## Problem statement
Transcribe the records in full, keeping every character as it is.
━━━
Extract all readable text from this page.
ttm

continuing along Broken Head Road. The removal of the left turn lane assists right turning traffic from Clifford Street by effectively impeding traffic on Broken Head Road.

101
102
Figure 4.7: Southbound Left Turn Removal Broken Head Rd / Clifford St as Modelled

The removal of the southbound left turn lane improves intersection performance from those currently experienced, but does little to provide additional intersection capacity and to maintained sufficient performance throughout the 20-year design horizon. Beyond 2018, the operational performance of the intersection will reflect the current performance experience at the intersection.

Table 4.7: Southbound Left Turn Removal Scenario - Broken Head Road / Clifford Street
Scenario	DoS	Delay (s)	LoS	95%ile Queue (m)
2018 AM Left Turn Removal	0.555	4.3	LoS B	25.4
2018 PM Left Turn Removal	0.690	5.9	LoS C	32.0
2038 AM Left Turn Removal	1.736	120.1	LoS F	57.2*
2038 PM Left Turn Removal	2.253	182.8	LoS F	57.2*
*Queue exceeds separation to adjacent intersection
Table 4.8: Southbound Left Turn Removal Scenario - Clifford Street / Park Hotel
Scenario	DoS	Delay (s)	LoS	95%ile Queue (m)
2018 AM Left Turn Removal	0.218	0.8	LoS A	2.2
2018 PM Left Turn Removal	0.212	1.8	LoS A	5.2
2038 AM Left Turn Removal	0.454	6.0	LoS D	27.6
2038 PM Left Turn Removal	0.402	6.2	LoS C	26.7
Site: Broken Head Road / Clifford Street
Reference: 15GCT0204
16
━━━
## Exercise output
Extract all readable text from this page.
ttm

continuing along Broken Head Road. The removal of the left turn lane assists right turning traffic from Clifford Street by effectively impeding traffic on Broken Head Road.

101
102
Figure 4.7: Southbound Left Turn Removal Broken Head Rd / Clifford St as Modelled

The removal of the southbound left turn lane improves intersection performance from those currently experienced, but does little to provide additional intersection capacity and to maintained sufficient performance throughout the 20-year design horizon. Beyond 2018, the operational performance of the intersection will reflect the current performance experience at the intersection.

Table 4.7: Southbound Left Turn Removal Scenario - Broken Head Road / Clifford Street
Scenario	DoS	Delay (s)	LoS	95%ile Queue (m)
2018 AM Left Turn Removal	0.555	4.3	LoS B	25.4
2018 PM Left Turn Removal	0.690	5.9	LoS C	32.0
2038 AM Left Turn Removal	1.736	120.1	LoS F	57.2*
2038 PM Left Turn Removal	2.253	182.8	LoS F	57.2*
*Queue exceeds separation to adjacent intersection
Table 4.8: Southbound Left Turn Removal Scenario - Clifford Street / Park Hotel
Scenario	DoS	Delay (s)	LoS	95%ile Queue (m)
2018 AM Left Turn Removal	0.218	0.8	LoS A	2.2
2018 PM Left Turn Removal	0.212	1.8	LoS A	5.2
2038 AM Left Turn Removal	0.454	6.0	LoS D	27.6
2038 PM Left Turn Removal	0.402	6.2	LoS C	26.7
Site: Broken Head Road / Clifford Street
Reference: 15GCT0204
16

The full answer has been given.